The request:
Extract the stretch of lines from the one containing "343 199 356</box>" through the one containing "toc-link-remarks[interactable]: Remarks <box>25", copying each line exactly.

Box annotation data:
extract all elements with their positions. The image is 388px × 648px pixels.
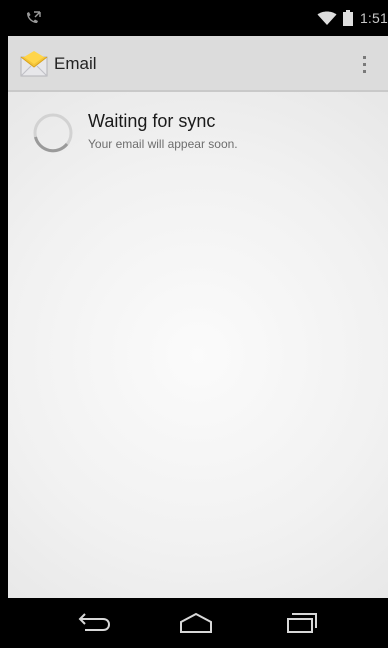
- battery-icon: [342, 10, 353, 26]
- status-bar: 1:51: [8, 0, 388, 36]
- spinner-icon: [33, 113, 73, 153]
- navigation-bar: [8, 598, 388, 648]
- overflow-dot: [362, 69, 366, 73]
- wifi-icon: [317, 11, 337, 25]
- sync-status-subtitle: Your email will appear soon.: [88, 137, 238, 151]
- recents-button[interactable]: [280, 608, 324, 638]
- back-button[interactable]: [70, 608, 114, 638]
- email-app-icon[interactable]: [20, 50, 48, 78]
- home-icon: [180, 612, 212, 633]
- message-list-area: Waiting for sync Your email will appear …: [8, 92, 388, 598]
- call-icon: [27, 11, 41, 23]
- overflow-dot: [362, 62, 366, 66]
- app-title: Email: [54, 54, 97, 73]
- home-button[interactable]: [174, 608, 218, 638]
- action-bar: Email: [8, 36, 388, 92]
- overflow-menu-button[interactable]: [358, 49, 370, 79]
- status-time: 1:51: [359, 10, 388, 26]
- phone-screen: 1:51 Email Waiting for sync Your email w…: [8, 0, 388, 648]
- recents-icon: [287, 613, 317, 633]
- back-icon: [78, 613, 111, 631]
- overflow-dot: [362, 55, 366, 59]
- sync-status-title: Waiting for sync: [88, 111, 216, 131]
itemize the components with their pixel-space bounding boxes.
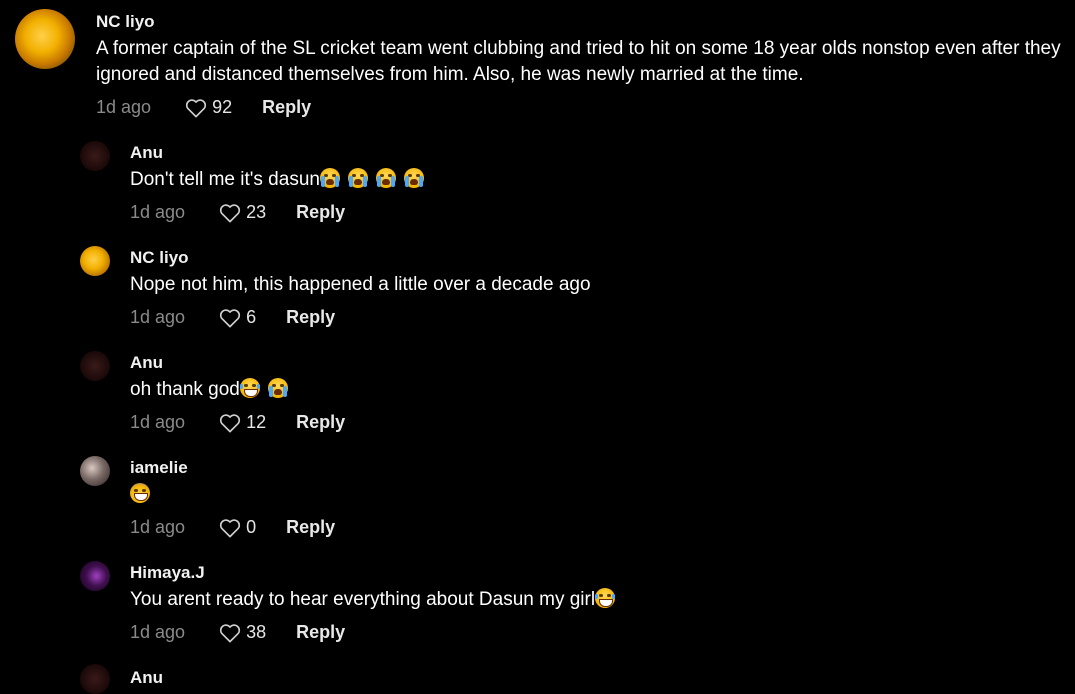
avatar-purple[interactable] [80,561,110,591]
comment-username[interactable]: iamelie [130,458,188,478]
comment-time: 1d ago [130,517,186,537]
comment-meta: 1d ago 12 Reply [130,412,345,433]
heart-outline-icon [219,623,241,642]
avatar-dark[interactable] [80,664,110,694]
reply-button[interactable]: Reply [286,307,335,328]
loudly-crying-face-icon [375,168,396,188]
heart-outline-icon [219,308,241,327]
comment-text [130,482,1030,508]
tears-of-joy-face-icon [595,588,616,608]
like-button[interactable]: 92 [185,97,232,118]
comment-text: Nope not him, this happened a little ove… [130,274,591,295]
loudly-crying-face-icon [403,168,424,188]
like-count: 0 [246,517,257,537]
loudly-crying-face-icon [319,168,340,188]
reply-button[interactable]: Reply [296,202,345,223]
comment-time: 1d ago [130,412,186,432]
comment-text: Don't tell me it's dasun [130,167,1030,193]
heart-outline-icon [219,203,241,222]
comment-text-body: You arent ready to hear everything about… [130,589,596,610]
like-button[interactable]: 12 [219,412,266,433]
comment-text: oh thank god [130,377,1030,403]
comment-meta: 1d ago 23 Reply [130,202,345,223]
comment-username[interactable]: Himaya.J [130,563,205,583]
comment-text: You arent ready to hear everything about… [130,587,1030,613]
grinning-sweat-face-icon [130,483,150,503]
comment-time: 1d ago [96,97,152,117]
comment-time: 1d ago [130,202,186,222]
like-button[interactable]: 6 [219,307,256,328]
comment-meta: 1d ago 6 Reply [130,307,335,328]
comment-meta: 1d ago 92 Reply [96,97,311,118]
like-count: 12 [246,412,267,432]
comment-meta: 1d ago 38 Reply [130,622,345,643]
tears-of-joy-face-icon [239,378,260,398]
avatar-dark[interactable] [80,141,110,171]
like-button[interactable]: 0 [219,517,256,538]
like-count: 38 [246,622,267,642]
comment-text: A former captain of the SL cricket team … [96,38,1061,85]
reply-button[interactable]: Reply [262,97,311,118]
comment-time: 1d ago [130,622,186,642]
comment-meta: 1d ago 0 Reply [130,517,335,538]
avatar-rose[interactable] [80,246,110,276]
comment-username[interactable]: NC liyo [96,12,155,32]
reply-button[interactable]: Reply [296,412,345,433]
like-button[interactable]: 23 [219,202,266,223]
comment-time: 1d ago [130,307,186,327]
like-count: 6 [246,307,257,327]
like-button[interactable]: 38 [219,622,266,643]
avatar-dark[interactable] [80,351,110,381]
avatar-rose[interactable] [15,9,75,69]
comment-username[interactable]: NC liyo [130,248,189,268]
avatar-photo[interactable] [80,456,110,486]
like-count: 92 [212,97,233,117]
like-count: 23 [246,202,267,222]
heart-outline-icon [219,518,241,537]
heart-outline-icon [185,98,207,117]
comment-username[interactable]: Anu [130,353,163,373]
reply-button[interactable]: Reply [286,517,335,538]
loudly-crying-face-icon [347,168,368,188]
comment-username[interactable]: Anu [130,668,163,688]
reply-button[interactable]: Reply [296,622,345,643]
comment-text-body: Don't tell me it's dasun [130,169,320,190]
comment-username[interactable]: Anu [130,143,163,163]
heart-outline-icon [219,413,241,432]
loudly-crying-face-icon [267,378,288,398]
comment-text-body: oh thank god [130,379,240,400]
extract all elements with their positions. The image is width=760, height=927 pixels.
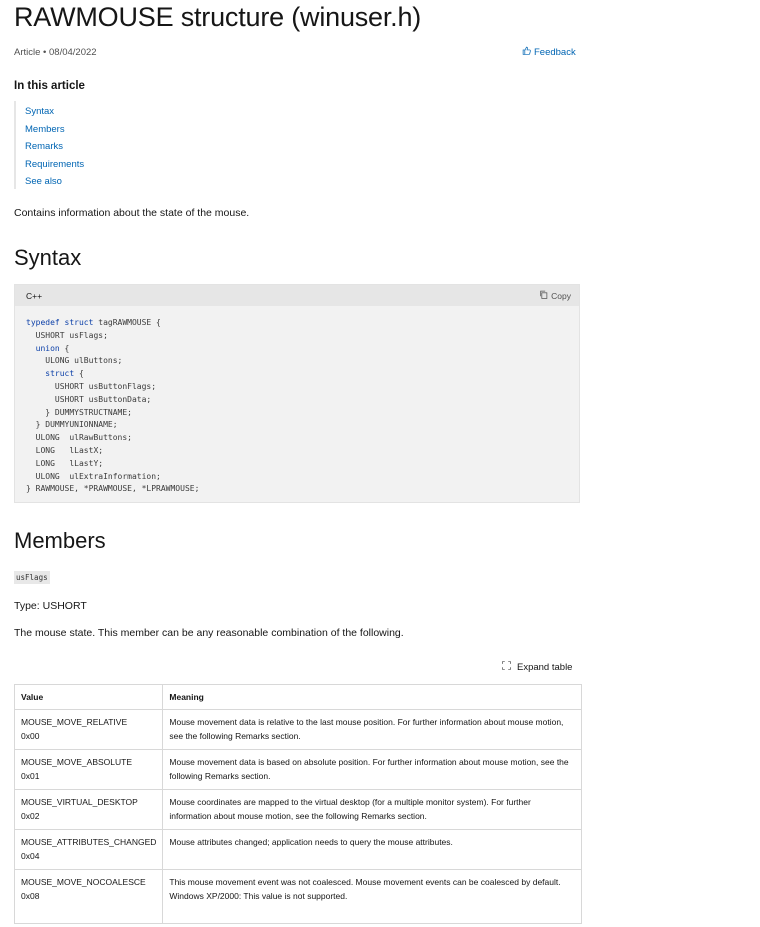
code-line: union { <box>26 343 199 356</box>
intro-text: Contains information about the state of … <box>14 207 249 219</box>
flag-name: MOUSE_MOVE_ABSOLUTE <box>21 755 156 769</box>
flag-hex: 0x08 <box>21 889 156 903</box>
type-value: USHORT <box>43 600 87 612</box>
toc-link-remarks[interactable]: Remarks <box>25 141 63 152</box>
members-heading: Members <box>14 528 106 554</box>
meaning-cell: Mouse attributes changed; application ne… <box>163 830 582 870</box>
toc-link-see-also[interactable]: See also <box>25 176 62 187</box>
code-text: ULONG ulRawButtons; <box>36 433 132 442</box>
code-text: USHORT usButtonFlags; <box>55 382 156 391</box>
feedback-button[interactable]: Feedback <box>522 46 576 58</box>
code-line: typedef struct tagRAWMOUSE { <box>26 317 199 330</box>
code-line: ULONG ulRawButtons; <box>26 432 199 445</box>
code-text: { <box>74 369 84 378</box>
code-line: USHORT usFlags; <box>26 330 199 343</box>
flag-hex: 0x01 <box>21 769 156 783</box>
code-line: USHORT usButtonFlags; <box>26 381 199 394</box>
code-language: C++ <box>26 291 42 301</box>
code-line: } DUMMYSTRUCTNAME; <box>26 407 199 420</box>
column-header-value: Value <box>15 685 163 710</box>
code-text: tagRAWMOUSE { <box>93 318 160 327</box>
copy-label: Copy <box>551 291 571 301</box>
page-title: RAWMOUSE structure (winuser.h) <box>14 2 421 33</box>
table-row: MOUSE_ATTRIBUTES_CHANGED0x04 Mouse attri… <box>15 830 582 870</box>
member-description: The mouse state. This member can be any … <box>14 627 404 639</box>
code-keyword: union <box>36 344 60 353</box>
table-row: MOUSE_VIRTUAL_DESKTOP0x02 Mouse coordina… <box>15 790 582 830</box>
meaning-text: This mouse movement event was not coales… <box>169 875 575 889</box>
syntax-heading: Syntax <box>14 245 81 271</box>
code-keyword: typedef struct <box>26 318 93 327</box>
table-header-row: Value Meaning <box>15 685 582 710</box>
code-line: LONG lLastX; <box>26 445 199 458</box>
value-cell: MOUSE_MOVE_RELATIVE0x00 <box>15 710 163 750</box>
flag-hex: 0x04 <box>21 849 156 863</box>
meaning-cell: Mouse coordinates are mapped to the virt… <box>163 790 582 830</box>
code-line: } DUMMYUNIONNAME; <box>26 419 199 432</box>
value-cell: MOUSE_ATTRIBUTES_CHANGED0x04 <box>15 830 163 870</box>
code-keyword: struct <box>45 369 74 378</box>
flag-hex: 0x00 <box>21 729 156 743</box>
expand-icon <box>502 661 511 673</box>
expand-table-button[interactable]: Expand table <box>502 661 572 673</box>
code-content: typedef struct tagRAWMOUSE { USHORT usFl… <box>26 317 199 496</box>
code-line: ULONG ulButtons; <box>26 355 199 368</box>
flag-name: MOUSE_VIRTUAL_DESKTOP <box>21 795 156 809</box>
toc-title: In this article <box>14 80 85 92</box>
code-line: LONG lLastY; <box>26 458 199 471</box>
meaning-note: Windows XP/2000: This value is not suppo… <box>169 889 575 903</box>
code-text: LONG lLastX; <box>36 446 103 455</box>
code-text: } RAWMOUSE, *PRAWMOUSE, *LPRAWMOUSE; <box>26 484 199 493</box>
code-text: } DUMMYUNIONNAME; <box>36 420 118 429</box>
copy-icon <box>539 290 548 301</box>
code-text: USHORT usButtonData; <box>55 395 151 404</box>
type-prefix: Type: <box>14 600 43 612</box>
table-of-contents: Syntax Members Remarks Requirements See … <box>14 101 216 189</box>
code-line: struct { <box>26 368 199 381</box>
code-line: ULONG ulExtraInformation; <box>26 471 199 484</box>
code-text: USHORT usFlags; <box>36 331 108 340</box>
flag-name: MOUSE_MOVE_RELATIVE <box>21 715 156 729</box>
article-meta: Article • 08/04/2022 <box>14 47 97 58</box>
meaning-cell: Mouse movement data is relative to the l… <box>163 710 582 750</box>
flags-table: Value Meaning MOUSE_MOVE_RELATIVE0x00 Mo… <box>14 684 582 924</box>
code-text: ULONG ulExtraInformation; <box>36 472 161 481</box>
expand-label: Expand table <box>517 662 572 673</box>
meaning-cell: Mouse movement data is based on absolute… <box>163 750 582 790</box>
column-header-meaning: Meaning <box>163 685 582 710</box>
code-header: C++ Copy <box>15 285 579 306</box>
code-text: LONG lLastY; <box>36 459 103 468</box>
copy-button[interactable]: Copy <box>539 290 571 301</box>
value-cell: MOUSE_MOVE_NOCOALESCE0x08 <box>15 870 163 924</box>
table-row: MOUSE_MOVE_ABSOLUTE0x01 Mouse movement d… <box>15 750 582 790</box>
table-row: MOUSE_MOVE_RELATIVE0x00 Mouse movement d… <box>15 710 582 750</box>
table-row: MOUSE_MOVE_NOCOALESCE0x08 This mouse mov… <box>15 870 582 924</box>
flag-name: MOUSE_ATTRIBUTES_CHANGED <box>21 835 156 849</box>
toc-link-requirements[interactable]: Requirements <box>25 159 84 170</box>
flag-hex: 0x02 <box>21 809 156 823</box>
code-line: } RAWMOUSE, *PRAWMOUSE, *LPRAWMOUSE; <box>26 483 199 496</box>
feedback-label: Feedback <box>534 47 576 58</box>
flag-name: MOUSE_MOVE_NOCOALESCE <box>21 875 156 889</box>
code-text: { <box>60 344 70 353</box>
thumbs-up-icon <box>522 46 531 58</box>
meaning-cell: This mouse movement event was not coales… <box>163 870 582 924</box>
value-cell: MOUSE_VIRTUAL_DESKTOP0x02 <box>15 790 163 830</box>
member-name: usFlags <box>14 571 50 584</box>
value-cell: MOUSE_MOVE_ABSOLUTE0x01 <box>15 750 163 790</box>
code-text: ULONG ulButtons; <box>45 356 122 365</box>
member-type: Type: USHORT <box>14 600 87 612</box>
code-line: USHORT usButtonData; <box>26 394 199 407</box>
code-block: C++ Copy typedef struct tagRAWMOUSE { US… <box>14 284 580 503</box>
toc-link-syntax[interactable]: Syntax <box>25 106 54 117</box>
code-text: } DUMMYSTRUCTNAME; <box>45 408 132 417</box>
toc-link-members[interactable]: Members <box>25 124 65 135</box>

Completed task:
code-line: union { <box>26 343 199 356</box>
intro-text: Contains information about the state of … <box>14 207 249 219</box>
flag-name: MOUSE_MOVE_ABSOLUTE <box>21 755 156 769</box>
flag-hex: 0x08 <box>21 889 156 903</box>
type-value: USHORT <box>43 600 87 612</box>
toc-link-remarks[interactable]: Remarks <box>25 141 63 152</box>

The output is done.